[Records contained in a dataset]

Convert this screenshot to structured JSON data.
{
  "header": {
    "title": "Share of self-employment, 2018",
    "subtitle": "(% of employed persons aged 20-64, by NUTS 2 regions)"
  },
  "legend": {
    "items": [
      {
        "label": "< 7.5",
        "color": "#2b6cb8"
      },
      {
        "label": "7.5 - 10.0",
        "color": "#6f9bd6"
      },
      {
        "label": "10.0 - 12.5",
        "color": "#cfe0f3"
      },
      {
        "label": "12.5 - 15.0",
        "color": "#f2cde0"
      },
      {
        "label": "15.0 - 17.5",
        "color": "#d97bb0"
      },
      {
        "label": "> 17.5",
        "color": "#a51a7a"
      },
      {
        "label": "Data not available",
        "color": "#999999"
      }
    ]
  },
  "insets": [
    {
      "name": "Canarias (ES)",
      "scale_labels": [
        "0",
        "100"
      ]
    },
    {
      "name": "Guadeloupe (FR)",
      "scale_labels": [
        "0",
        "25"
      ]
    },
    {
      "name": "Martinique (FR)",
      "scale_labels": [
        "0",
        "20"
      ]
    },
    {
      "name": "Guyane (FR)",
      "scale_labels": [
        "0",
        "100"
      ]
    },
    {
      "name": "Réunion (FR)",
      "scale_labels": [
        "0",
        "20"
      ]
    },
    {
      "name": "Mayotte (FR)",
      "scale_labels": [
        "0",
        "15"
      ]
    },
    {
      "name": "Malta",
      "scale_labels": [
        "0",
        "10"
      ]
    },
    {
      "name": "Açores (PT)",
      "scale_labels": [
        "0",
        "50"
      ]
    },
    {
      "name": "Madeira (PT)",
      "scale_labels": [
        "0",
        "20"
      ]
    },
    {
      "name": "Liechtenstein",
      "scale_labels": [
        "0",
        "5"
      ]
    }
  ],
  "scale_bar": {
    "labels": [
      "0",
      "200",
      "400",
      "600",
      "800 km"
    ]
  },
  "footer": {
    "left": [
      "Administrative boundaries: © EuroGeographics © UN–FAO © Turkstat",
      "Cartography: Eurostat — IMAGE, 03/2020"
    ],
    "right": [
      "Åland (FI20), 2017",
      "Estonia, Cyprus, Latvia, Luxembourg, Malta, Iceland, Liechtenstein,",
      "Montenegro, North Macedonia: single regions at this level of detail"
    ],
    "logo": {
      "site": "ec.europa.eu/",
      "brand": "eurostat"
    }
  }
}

WHAT IS ASKED
Extract every entry above as it appears.

PROBLEM SOLUTION
Convert this screenshot to structured JSON data.
{
  "header": {
    "title": "Share of self-employment, 2018",
    "subtitle": "(% of employed persons aged 20-64, by NUTS 2 regions)"
  },
  "legend": {
    "items": [
      {
        "label": "< 7.5",
        "color": "#2b6cb8"
      },
      {
        "label": "7.5 - 10.0",
        "color": "#6f9bd6"
      },
      {
        "label": "10.0 - 12.5",
        "color": "#cfe0f3"
      },
      {
        "label": "12.5 - 15.0",
        "color": "#f2cde0"
      },
      {
        "label": "15.0 - 17.5",
        "color": "#d97bb0"
      },
      {
        "label": "> 17.5",
        "color": "#a51a7a"
      },
      {
        "label": "Data not available",
        "color": "#999999"
      }
    ]
  },
  "insets": [
    {
      "name": "Canarias (ES)",
      "scale_labels": [
        "0",
        "100"
      ]
    },
    {
      "name": "Guadeloupe (FR)",
      "scale_labels": [
        "0",
        "25"
      ]
    },
    {
      "name": "Martinique (FR)",
      "scale_labels": [
        "0",
        "20"
      ]
    },
    {
      "name": "Guyane (FR)",
      "scale_labels": [
        "0",
        "100"
      ]
    },
    {
      "name": "Réunion (FR)",
      "scale_labels": [
        "0",
        "20"
      ]
    },
    {
      "name": "Mayotte (FR)",
      "scale_labels": [
        "0",
        "15"
      ]
    },
    {
      "name": "Malta",
      "scale_labels": [
        "0",
        "10"
      ]
    },
    {
      "name": "Açores (PT)",
      "scale_labels": [
        "0",
        "50"
      ]
    },
    {
      "name": "Madeira (PT)",
      "scale_labels": [
        "0",
        "20"
      ]
    },
    {
      "name": "Liechtenstein",
      "scale_labels": [
        "0",
        "5"
      ]
    }
  ],
  "scale_bar": {
    "labels": [
      "0",
      "200",
      "400",
      "600",
      "800 km"
    ]
  },
  "footer": {
    "left": [
      "Administrative boundaries: © EuroGeographics © UN–FAO © Turkstat",
      "Cartography: Eurostat — IMAGE, 03/2020"
    ],
    "right": [
      "Åland (FI20), 2017",
      "Estonia, Cyprus, Latvia, Luxembourg, Malta, Iceland, Liechtenstein,",
      "Montenegro, North Macedonia: single regions at this level of detail"
    ],
    "logo": {
      "site": "ec.europa.eu/",
      "brand": "eurostat"
    }
  }
}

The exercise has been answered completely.